Task instructions:
From the listing below, pull out all lines with "lượng" in them.

━━━━━ Records to process

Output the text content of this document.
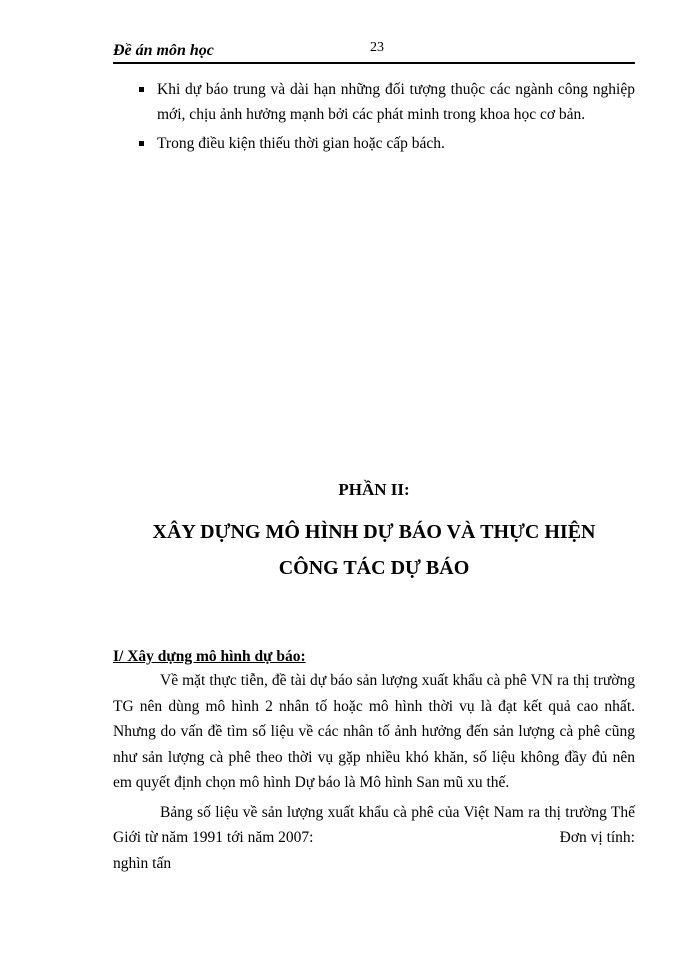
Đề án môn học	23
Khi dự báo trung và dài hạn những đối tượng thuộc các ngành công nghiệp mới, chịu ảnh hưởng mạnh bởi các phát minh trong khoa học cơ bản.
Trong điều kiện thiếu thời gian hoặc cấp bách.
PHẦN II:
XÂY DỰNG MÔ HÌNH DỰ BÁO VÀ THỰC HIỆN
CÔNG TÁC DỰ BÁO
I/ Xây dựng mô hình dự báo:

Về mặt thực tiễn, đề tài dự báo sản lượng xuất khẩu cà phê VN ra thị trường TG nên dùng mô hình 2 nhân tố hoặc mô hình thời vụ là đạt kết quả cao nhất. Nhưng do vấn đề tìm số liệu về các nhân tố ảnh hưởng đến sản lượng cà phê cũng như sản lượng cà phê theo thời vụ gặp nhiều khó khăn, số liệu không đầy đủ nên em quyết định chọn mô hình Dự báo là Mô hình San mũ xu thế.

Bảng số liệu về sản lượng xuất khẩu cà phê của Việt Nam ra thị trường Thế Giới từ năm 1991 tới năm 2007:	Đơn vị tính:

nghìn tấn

━━━━━━━━━━
━━━━━ Records to process

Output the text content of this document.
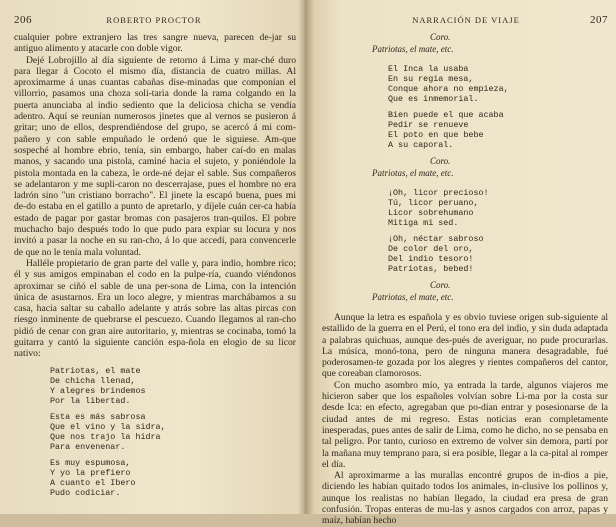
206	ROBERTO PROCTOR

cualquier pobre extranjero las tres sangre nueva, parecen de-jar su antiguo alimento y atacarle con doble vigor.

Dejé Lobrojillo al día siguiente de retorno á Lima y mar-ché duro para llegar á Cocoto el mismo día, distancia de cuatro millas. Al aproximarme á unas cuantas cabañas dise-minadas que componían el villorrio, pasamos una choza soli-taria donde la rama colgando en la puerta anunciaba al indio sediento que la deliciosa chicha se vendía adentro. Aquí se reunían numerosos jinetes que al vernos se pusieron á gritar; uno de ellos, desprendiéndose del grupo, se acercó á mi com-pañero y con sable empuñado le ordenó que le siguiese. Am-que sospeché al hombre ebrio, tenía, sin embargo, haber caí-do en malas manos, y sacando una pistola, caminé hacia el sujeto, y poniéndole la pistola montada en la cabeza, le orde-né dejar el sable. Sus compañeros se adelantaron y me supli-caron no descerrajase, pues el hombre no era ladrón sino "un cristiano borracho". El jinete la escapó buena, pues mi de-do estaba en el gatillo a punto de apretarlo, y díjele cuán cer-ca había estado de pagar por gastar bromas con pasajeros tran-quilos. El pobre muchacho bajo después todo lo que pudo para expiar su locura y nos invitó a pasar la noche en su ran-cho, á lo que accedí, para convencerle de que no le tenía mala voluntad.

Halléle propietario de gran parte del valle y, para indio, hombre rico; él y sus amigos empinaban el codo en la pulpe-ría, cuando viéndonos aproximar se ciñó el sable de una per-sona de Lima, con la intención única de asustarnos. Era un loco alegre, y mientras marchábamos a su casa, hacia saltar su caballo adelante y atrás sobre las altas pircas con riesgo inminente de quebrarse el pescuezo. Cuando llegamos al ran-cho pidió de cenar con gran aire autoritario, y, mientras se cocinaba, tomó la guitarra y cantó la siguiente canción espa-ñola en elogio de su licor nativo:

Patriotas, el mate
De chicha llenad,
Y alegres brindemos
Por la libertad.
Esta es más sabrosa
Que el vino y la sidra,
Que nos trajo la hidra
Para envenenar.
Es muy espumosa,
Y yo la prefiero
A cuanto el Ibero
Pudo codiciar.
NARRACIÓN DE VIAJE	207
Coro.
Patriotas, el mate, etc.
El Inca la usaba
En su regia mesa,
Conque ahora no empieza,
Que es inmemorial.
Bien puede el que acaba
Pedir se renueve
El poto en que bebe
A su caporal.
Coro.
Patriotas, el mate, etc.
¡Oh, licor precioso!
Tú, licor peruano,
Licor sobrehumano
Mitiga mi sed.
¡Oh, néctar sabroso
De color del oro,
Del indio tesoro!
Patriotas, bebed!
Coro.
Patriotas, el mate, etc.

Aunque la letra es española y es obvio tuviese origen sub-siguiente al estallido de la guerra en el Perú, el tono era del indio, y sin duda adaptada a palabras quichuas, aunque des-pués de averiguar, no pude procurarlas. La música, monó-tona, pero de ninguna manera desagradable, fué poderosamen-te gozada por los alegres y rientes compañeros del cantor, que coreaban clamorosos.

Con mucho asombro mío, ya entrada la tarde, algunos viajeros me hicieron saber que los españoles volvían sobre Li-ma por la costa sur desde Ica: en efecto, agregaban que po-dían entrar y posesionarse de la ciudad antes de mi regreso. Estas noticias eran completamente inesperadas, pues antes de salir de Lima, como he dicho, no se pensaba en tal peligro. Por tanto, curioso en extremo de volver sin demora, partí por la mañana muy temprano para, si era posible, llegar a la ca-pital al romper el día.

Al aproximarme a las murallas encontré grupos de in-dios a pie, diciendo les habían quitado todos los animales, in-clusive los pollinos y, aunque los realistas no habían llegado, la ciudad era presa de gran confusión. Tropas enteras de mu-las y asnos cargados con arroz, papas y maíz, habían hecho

━━━━━━━━━━

Answer in full:
Về mặt thực tiễn, đề tài dự báo sản lượng xuất khẩu cà phê VN ra thị trường TG nên dùng mô hình 2 nhân tố hoặc mô hình thời vụ là đạt kết quả cao nhất. Nhưng do vấn đề tìm số liệu về các nhân tố ảnh hưởng đến sản lượng cà phê cũng như sản lượng cà phê theo thời vụ gặp nhiều khó khăn, số liệu không đầy đủ nên em quyết định chọn mô hình Dự báo là Mô hình San mũ xu thế.
Bảng số liệu về sản lượng xuất khẩu cà phê của Việt Nam ra thị trường Thế Giới từ năm 1991 tới năm 2007:	Đơn vị tính:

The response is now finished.